#### AIM
From the entries below, copy every line holding the word "JSON".

[START MATERIAL FOR THIS TASK]

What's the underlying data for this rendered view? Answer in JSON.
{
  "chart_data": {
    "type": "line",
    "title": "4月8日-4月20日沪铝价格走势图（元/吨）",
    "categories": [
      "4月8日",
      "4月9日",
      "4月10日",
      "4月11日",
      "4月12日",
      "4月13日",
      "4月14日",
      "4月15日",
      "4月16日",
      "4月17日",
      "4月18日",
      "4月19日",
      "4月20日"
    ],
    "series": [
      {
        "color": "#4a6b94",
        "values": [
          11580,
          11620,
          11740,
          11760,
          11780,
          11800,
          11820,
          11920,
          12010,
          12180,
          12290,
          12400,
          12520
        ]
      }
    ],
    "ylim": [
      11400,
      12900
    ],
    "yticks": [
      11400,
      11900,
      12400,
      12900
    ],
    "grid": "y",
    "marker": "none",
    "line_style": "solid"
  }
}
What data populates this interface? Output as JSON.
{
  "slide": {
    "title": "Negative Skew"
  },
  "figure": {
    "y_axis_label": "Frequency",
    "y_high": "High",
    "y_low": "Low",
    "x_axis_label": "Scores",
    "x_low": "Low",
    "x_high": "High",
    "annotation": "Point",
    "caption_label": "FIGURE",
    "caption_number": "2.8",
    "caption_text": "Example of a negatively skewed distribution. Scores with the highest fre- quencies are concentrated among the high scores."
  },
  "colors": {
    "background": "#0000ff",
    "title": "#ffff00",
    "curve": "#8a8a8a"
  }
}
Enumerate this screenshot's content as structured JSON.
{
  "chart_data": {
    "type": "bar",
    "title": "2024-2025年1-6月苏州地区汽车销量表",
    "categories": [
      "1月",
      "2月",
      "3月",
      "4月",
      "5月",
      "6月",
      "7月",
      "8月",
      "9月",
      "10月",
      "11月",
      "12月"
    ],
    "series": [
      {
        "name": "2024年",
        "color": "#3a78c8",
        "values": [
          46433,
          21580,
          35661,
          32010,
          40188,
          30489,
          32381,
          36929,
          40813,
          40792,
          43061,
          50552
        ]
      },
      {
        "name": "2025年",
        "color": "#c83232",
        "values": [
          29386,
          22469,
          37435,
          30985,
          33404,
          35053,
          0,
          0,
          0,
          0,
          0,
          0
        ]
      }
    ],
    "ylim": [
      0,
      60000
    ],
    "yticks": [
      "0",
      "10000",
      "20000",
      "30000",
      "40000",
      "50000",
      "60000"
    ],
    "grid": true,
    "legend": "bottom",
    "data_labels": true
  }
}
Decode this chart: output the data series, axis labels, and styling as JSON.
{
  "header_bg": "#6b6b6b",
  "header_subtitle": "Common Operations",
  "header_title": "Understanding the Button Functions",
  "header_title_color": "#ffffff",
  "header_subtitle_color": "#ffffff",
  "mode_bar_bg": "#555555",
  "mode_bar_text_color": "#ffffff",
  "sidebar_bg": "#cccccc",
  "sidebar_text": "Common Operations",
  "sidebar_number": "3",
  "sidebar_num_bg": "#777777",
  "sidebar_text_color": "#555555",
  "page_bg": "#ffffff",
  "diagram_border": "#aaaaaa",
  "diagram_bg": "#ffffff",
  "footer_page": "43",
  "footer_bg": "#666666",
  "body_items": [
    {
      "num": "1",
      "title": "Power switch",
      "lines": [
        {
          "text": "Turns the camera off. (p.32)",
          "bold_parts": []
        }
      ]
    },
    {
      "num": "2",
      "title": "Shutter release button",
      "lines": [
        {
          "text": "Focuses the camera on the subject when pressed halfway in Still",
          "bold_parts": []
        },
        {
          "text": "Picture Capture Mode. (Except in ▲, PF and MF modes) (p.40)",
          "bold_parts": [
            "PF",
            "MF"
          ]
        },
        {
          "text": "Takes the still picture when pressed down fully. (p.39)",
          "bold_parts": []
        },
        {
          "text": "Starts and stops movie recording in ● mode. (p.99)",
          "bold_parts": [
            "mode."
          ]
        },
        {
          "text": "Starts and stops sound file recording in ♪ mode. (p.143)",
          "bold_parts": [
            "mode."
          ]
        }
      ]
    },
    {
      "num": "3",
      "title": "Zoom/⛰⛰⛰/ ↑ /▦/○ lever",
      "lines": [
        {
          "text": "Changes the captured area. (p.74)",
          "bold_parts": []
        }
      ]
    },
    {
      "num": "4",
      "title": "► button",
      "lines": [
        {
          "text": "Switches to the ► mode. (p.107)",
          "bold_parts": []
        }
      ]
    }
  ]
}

[END MATERIAL FOR THIS TASK]

#### RESPONSE BELOW
What's the underlying data for this rendered view? Answer in JSON.
What data populates this interface? Output as JSON.
Enumerate this screenshot's content as structured JSON.
Decode this chart: output the data series, axis labels, and styling as JSON.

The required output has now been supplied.